- EXERCISE INSTRUCTIONS
Tally the lines that include "from". Output the number only.

- TASK INPUT
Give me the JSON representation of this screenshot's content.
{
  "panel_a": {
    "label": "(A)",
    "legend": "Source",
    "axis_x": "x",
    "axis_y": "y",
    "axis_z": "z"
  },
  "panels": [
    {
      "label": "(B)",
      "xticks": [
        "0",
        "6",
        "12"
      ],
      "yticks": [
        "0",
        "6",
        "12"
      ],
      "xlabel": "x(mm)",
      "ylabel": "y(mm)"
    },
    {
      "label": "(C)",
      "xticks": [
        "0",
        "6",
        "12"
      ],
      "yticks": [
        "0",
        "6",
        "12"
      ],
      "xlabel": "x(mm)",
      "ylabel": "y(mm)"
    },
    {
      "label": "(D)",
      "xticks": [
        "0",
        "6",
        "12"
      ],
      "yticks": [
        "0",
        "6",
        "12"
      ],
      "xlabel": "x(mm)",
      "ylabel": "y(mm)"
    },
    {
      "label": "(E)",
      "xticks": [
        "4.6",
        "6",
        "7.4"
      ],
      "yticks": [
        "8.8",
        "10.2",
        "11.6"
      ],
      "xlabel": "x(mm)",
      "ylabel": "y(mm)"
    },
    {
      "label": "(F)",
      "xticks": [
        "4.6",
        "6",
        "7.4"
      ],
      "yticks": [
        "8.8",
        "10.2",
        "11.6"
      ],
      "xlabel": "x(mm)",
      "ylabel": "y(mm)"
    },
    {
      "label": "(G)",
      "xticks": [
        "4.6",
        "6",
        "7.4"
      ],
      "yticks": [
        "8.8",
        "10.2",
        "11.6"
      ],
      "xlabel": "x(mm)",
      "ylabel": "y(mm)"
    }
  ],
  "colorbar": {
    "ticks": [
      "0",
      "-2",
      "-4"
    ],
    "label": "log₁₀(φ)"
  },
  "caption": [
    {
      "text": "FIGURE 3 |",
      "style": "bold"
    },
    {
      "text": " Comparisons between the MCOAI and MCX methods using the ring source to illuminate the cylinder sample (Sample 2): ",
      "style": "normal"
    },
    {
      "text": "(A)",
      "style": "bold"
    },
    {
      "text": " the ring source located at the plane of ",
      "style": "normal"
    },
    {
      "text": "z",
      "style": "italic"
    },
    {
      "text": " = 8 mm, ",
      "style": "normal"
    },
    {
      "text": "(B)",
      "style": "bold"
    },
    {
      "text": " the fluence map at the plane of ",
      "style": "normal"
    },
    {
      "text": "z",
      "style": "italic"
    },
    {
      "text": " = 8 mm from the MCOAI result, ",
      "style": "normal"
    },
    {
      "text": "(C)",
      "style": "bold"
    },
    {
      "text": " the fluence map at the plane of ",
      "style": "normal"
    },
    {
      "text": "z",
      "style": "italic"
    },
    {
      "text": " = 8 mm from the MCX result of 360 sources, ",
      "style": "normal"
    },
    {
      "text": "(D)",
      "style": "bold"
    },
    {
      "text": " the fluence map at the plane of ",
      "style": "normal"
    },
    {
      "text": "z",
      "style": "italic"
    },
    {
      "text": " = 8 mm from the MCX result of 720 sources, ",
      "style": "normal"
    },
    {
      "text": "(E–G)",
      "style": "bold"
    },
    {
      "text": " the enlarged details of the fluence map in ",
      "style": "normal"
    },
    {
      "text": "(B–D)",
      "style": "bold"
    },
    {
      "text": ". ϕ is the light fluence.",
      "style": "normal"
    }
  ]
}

...

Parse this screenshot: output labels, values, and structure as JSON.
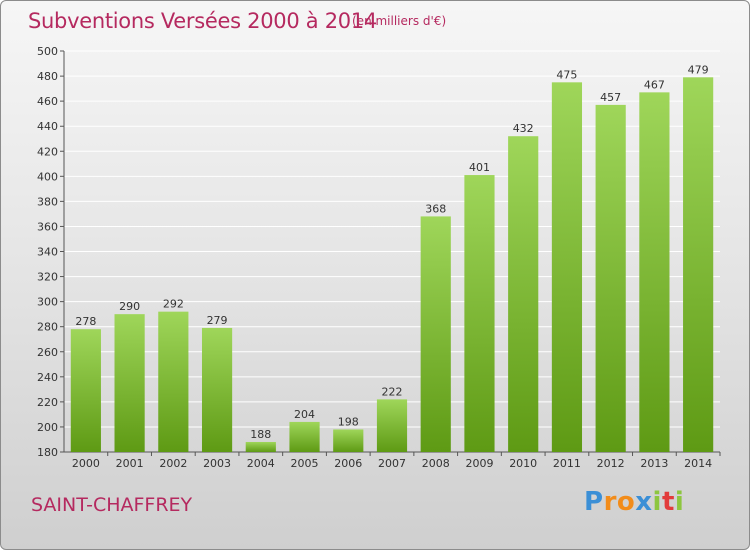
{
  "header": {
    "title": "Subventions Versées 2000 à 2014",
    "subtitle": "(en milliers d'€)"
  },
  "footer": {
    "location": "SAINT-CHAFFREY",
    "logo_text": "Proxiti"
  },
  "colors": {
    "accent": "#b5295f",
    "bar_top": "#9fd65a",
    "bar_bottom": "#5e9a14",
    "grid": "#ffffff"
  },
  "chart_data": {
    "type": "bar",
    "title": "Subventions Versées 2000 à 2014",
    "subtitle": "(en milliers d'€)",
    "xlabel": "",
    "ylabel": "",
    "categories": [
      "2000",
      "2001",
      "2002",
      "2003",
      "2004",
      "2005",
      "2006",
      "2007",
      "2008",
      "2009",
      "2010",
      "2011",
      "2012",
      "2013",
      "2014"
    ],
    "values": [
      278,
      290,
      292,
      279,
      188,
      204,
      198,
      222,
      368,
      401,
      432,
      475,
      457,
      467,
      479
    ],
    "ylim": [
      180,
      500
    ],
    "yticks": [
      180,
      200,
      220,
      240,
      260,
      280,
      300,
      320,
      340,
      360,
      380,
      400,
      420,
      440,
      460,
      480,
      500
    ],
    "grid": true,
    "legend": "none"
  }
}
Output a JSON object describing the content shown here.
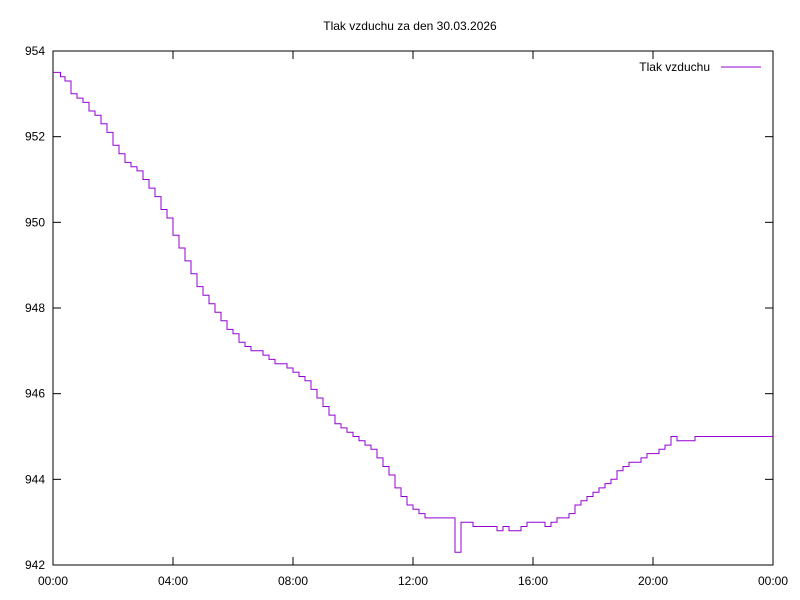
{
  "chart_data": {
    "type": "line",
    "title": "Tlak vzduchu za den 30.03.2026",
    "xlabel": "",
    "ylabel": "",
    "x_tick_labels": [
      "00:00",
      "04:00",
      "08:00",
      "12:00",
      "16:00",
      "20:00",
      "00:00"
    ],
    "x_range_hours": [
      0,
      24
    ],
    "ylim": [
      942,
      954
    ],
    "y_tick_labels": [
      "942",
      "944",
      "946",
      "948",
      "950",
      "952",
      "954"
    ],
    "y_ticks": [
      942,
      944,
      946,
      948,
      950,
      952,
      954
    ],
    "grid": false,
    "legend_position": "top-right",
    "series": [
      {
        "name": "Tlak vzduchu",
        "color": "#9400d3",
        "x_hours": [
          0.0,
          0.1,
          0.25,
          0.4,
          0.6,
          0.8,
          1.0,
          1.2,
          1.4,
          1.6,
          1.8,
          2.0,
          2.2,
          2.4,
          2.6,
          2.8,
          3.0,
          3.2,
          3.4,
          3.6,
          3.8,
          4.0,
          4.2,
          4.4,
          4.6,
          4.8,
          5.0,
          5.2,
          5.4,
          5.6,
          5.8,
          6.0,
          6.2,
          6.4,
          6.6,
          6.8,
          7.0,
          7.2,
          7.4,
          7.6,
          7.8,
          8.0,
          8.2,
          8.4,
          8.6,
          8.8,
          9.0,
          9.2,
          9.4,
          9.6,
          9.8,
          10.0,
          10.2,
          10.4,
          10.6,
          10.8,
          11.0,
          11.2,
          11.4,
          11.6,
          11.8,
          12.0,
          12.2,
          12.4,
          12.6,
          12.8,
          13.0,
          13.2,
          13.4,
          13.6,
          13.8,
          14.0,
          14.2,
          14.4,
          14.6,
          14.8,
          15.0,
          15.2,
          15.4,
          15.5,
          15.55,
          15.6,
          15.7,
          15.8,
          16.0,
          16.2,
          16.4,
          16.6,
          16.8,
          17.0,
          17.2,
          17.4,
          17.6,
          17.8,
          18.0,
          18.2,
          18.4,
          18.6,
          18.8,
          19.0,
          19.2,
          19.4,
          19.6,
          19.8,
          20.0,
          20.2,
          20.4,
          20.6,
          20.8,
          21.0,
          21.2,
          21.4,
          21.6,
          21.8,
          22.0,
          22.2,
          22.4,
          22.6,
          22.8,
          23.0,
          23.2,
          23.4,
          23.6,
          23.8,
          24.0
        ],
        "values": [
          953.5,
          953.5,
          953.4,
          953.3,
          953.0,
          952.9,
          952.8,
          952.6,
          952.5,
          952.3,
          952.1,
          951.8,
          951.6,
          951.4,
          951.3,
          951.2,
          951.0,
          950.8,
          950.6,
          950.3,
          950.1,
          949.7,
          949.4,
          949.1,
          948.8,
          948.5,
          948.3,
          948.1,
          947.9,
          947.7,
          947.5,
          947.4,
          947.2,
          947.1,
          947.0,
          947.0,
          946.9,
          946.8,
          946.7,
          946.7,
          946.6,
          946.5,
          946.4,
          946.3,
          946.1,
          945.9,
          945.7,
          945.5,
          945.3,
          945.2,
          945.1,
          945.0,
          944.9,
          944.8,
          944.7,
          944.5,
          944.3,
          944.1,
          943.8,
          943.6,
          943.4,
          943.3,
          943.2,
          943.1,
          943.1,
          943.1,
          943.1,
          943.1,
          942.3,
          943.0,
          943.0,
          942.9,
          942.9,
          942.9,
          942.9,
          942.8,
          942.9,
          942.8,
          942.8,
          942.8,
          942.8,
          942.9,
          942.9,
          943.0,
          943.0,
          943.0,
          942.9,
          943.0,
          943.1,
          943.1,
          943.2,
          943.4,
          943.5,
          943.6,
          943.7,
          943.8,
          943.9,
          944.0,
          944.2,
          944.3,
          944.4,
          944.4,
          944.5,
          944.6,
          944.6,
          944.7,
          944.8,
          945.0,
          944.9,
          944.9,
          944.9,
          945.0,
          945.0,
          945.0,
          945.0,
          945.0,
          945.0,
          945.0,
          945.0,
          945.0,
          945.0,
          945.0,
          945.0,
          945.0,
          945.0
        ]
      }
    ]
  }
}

---

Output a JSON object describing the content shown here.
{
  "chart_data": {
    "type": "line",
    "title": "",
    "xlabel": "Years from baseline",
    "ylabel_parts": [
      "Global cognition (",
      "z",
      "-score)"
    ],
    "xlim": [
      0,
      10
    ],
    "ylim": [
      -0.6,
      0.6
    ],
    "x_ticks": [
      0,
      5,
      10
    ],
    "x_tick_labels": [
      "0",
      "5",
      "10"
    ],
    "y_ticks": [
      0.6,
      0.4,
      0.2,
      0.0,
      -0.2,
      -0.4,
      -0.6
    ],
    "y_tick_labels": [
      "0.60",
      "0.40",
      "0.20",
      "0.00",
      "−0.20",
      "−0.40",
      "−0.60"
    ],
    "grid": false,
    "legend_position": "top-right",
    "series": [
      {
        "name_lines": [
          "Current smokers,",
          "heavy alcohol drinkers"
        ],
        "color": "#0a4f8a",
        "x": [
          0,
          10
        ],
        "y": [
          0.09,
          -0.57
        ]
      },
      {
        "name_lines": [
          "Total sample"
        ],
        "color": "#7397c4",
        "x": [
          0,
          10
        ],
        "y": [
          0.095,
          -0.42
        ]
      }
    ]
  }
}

- FULL SOLUTION
4